[Begin DATA SECTION]

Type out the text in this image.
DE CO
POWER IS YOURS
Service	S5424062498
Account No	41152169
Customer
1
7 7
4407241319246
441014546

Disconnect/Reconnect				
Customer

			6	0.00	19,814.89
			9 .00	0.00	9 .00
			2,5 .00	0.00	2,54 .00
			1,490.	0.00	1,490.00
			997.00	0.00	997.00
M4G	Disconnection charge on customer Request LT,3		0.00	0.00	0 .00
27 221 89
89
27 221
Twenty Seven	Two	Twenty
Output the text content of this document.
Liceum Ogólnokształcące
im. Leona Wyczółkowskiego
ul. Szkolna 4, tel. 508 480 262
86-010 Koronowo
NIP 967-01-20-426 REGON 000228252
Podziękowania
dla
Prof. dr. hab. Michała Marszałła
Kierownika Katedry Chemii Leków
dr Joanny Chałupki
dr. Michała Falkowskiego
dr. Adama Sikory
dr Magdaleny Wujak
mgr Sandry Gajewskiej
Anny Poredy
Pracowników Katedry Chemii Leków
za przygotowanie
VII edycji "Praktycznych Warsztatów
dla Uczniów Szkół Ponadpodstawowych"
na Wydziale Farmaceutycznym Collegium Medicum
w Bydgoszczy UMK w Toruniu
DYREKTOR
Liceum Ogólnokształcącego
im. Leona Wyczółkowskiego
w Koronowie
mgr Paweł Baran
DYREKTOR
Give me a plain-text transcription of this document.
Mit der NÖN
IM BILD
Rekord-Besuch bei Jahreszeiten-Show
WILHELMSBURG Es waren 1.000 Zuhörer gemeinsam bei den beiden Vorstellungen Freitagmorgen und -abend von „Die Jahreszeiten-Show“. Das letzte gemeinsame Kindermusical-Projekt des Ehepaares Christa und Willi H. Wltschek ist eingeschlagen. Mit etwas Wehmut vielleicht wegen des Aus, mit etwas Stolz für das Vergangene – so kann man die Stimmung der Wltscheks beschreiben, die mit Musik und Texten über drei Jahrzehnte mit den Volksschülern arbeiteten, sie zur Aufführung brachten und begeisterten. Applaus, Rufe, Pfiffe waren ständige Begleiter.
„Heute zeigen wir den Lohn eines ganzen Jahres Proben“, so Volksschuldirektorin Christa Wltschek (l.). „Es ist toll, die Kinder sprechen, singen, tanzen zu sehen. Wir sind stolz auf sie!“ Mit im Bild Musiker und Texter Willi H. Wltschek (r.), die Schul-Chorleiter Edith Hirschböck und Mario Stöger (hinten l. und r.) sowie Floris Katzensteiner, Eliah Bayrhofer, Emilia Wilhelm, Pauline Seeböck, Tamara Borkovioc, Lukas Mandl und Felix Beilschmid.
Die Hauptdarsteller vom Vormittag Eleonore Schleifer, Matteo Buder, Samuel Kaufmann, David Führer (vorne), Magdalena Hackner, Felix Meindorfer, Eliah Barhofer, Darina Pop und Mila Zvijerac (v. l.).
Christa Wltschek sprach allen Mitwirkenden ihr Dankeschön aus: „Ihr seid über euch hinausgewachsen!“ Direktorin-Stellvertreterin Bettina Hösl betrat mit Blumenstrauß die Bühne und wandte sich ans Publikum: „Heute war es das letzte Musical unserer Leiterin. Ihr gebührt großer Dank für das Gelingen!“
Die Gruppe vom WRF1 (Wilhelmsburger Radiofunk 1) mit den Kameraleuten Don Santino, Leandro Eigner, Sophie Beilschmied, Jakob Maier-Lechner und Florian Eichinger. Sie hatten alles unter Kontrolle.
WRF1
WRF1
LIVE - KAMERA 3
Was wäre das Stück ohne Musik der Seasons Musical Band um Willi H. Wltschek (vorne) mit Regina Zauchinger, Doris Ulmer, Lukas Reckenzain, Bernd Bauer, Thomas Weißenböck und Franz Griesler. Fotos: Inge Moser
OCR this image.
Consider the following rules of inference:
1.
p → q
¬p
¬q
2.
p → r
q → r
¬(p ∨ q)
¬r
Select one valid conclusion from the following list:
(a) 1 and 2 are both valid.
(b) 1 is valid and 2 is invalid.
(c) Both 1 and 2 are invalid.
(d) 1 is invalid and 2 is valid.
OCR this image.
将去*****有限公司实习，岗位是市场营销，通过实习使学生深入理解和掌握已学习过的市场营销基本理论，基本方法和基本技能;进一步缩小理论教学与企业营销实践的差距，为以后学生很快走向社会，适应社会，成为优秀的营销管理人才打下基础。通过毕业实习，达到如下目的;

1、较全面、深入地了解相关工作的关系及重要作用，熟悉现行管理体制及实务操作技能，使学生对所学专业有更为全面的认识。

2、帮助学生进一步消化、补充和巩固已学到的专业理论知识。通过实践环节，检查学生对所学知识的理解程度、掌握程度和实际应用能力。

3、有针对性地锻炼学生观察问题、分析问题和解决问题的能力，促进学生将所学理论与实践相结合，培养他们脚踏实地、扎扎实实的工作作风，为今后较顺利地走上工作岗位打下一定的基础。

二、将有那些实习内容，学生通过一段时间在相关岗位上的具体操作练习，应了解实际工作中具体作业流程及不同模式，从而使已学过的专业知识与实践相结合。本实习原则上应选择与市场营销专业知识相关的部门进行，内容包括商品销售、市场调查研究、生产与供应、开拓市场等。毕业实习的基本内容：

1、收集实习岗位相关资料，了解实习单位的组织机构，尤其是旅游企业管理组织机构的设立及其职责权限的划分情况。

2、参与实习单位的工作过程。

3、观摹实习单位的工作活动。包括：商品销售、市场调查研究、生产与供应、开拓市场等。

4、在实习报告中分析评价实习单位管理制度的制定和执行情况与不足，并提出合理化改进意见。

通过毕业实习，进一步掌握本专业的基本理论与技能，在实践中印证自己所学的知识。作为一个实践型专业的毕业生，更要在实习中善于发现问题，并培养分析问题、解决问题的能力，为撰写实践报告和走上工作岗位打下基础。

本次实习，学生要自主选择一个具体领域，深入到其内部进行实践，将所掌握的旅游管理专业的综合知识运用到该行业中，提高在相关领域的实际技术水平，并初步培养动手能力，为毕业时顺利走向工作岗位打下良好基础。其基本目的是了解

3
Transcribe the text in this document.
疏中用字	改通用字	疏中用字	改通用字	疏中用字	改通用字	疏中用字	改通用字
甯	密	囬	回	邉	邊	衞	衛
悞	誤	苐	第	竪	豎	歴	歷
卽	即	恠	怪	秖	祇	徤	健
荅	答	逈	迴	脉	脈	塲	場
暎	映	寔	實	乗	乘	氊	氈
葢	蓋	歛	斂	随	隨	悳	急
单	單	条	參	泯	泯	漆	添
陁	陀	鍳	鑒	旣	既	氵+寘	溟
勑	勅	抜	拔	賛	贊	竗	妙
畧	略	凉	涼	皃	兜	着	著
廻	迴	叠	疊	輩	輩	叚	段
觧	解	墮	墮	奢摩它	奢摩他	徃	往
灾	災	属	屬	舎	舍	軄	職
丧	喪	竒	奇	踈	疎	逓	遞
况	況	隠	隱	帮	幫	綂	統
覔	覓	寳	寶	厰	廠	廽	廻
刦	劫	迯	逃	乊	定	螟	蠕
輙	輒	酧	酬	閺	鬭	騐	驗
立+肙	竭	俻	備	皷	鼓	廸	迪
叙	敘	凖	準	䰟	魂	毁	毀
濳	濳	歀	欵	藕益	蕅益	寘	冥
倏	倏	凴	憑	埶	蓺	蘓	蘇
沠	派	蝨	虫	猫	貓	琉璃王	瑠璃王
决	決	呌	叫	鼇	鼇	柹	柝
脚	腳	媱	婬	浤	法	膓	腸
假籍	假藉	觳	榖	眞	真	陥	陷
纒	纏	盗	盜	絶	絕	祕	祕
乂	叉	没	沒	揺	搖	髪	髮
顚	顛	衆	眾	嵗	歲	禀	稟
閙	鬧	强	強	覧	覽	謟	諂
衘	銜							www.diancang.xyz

[End DATA SECTION]

WORK REQUIRED - Pick each line holding the word "生产与供应" out of the listing.

SOLUTION TO THE PROBLEM -
二、将有那些实习内容，学生通过一段时间在相关岗位上的具体操作练习，应了解实际工作中具体作业流程及不同模式，从而使已学过的专业知识与实践相结合。本实习原则上应选择与市场营销专业知识相关的部门进行，内容包括商品销售、市场调查研究、生产与供应、开拓市场等。毕业实习的基本内容：
3、观摹实习单位的工作活动。包括：商品销售、市场调查研究、生产与供应、开拓市场等。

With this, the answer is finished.